◆ Passage to read
Contraception: The Cross of a Catholic Mother

Contraception: The Cross of a Catholic Mother July 10, 2010

I’m going to write about an issue that I have really been grappling with during this pregnancy. I really wanted to write a few lighter, funnier posts on this blog first to ease my readers into a false sense of comfort before I hit you with the big, lightning-rod issues, but after spending a few days trying to think of something funny to tell you I gave up. And honestly, it’s probably better that you figure out what I’m all about before you get attached to this blog and then offended. (Is it arrogant of me to assume that any of you will get attached to this blog?)

Here’s a little bit of background for those of you who don’t know me: I was raised Protestant (of the non-denominational, Baptisty-ey flavor) and converted to Catholicism after attending the University of Dallas. I like to blame my conversion on intellectual prowess, because UD has a great core curriculum that immerses its’ students in the Western tradition, and I believe that a truly thoughtful person cannot go through that program without being at least influenced by the philosophical truth of Catholic teaching. However, the sad truth is that in college I was less a thinking person and more a typical college student. Much of my conversion was brought about through truly poor life choices and the consequences that followed. I’m not going to go into all that here, maybe another time, but the act of going to Mass became a solace in those dark days, and the light of the Christ and His Church, in conjunction with the love and support of my family, friends, and now-husband, were all that brought me through that time.

However, the first time I was told that Catholics weren’t supposed to use contraception, I was horrified. That alone nearly derailed my conversion. I thought that was the most idiotic, backward, oppressive-to-women thing I had ever heard. (Did I mention that I have a latent feminist streak? I’m battling it, trust me.)

◆ Provided material
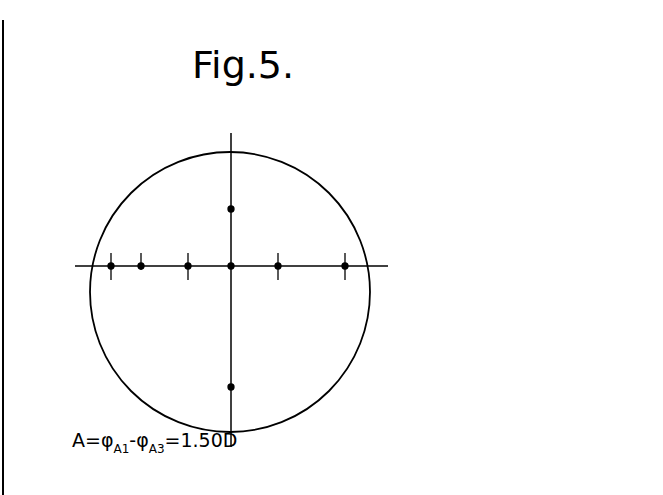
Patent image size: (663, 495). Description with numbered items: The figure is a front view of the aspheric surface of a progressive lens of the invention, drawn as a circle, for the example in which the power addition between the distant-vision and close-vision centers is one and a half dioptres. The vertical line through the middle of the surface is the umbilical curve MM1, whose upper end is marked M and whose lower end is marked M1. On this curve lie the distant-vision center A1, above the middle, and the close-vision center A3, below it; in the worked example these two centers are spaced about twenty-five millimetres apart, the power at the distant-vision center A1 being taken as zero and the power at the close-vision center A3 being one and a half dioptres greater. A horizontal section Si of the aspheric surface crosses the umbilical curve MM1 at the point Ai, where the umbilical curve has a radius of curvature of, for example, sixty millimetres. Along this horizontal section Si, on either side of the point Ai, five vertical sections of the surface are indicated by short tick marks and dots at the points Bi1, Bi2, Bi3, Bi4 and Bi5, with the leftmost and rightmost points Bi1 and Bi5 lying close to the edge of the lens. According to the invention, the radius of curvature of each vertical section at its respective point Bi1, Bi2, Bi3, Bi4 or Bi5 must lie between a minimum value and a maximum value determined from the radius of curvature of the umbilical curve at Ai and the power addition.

...

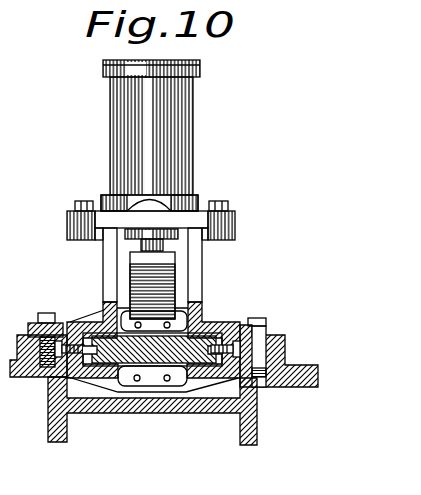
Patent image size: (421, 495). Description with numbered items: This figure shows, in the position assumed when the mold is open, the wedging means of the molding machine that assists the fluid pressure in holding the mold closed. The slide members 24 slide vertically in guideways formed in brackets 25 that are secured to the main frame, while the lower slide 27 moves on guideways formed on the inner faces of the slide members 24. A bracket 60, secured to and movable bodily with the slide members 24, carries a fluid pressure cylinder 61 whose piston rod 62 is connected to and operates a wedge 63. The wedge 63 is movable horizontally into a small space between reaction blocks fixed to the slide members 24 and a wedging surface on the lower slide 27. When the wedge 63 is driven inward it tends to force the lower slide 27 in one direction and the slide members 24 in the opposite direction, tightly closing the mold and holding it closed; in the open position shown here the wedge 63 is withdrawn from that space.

==

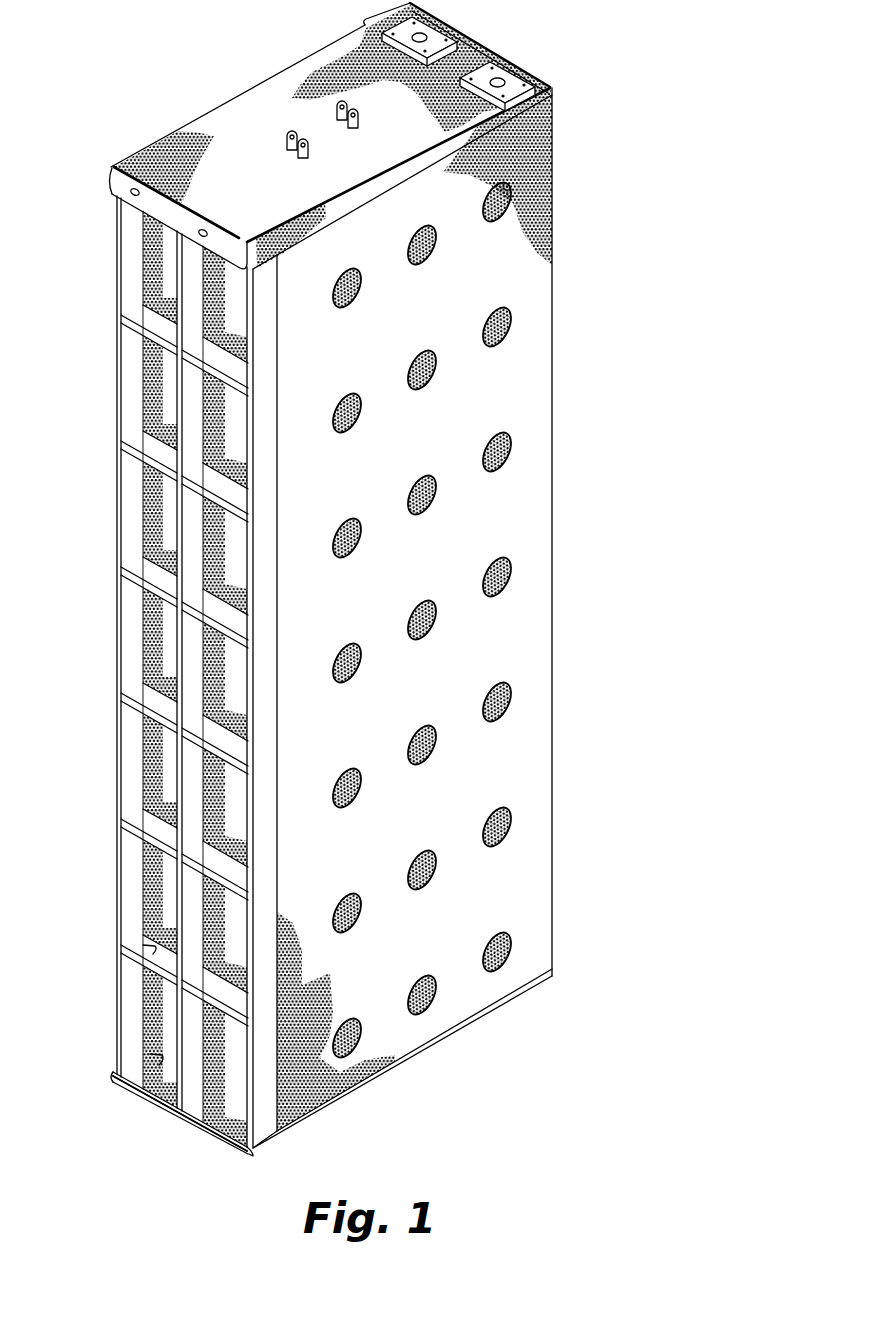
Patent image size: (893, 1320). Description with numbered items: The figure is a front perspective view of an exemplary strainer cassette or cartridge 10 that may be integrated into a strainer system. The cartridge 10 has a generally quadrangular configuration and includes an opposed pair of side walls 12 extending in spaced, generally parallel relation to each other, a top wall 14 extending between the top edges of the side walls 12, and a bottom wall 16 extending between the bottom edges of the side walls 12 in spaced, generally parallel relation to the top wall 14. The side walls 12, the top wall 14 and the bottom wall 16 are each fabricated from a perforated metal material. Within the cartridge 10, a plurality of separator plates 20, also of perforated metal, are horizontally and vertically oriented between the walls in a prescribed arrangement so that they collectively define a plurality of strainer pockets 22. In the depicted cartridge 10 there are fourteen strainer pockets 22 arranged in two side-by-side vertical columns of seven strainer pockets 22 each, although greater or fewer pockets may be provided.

◆ Instruction
In the blog post on contraception, which university did the writer attend before converting to Catholicism?

◆ Completed exercise
The University of Dallas.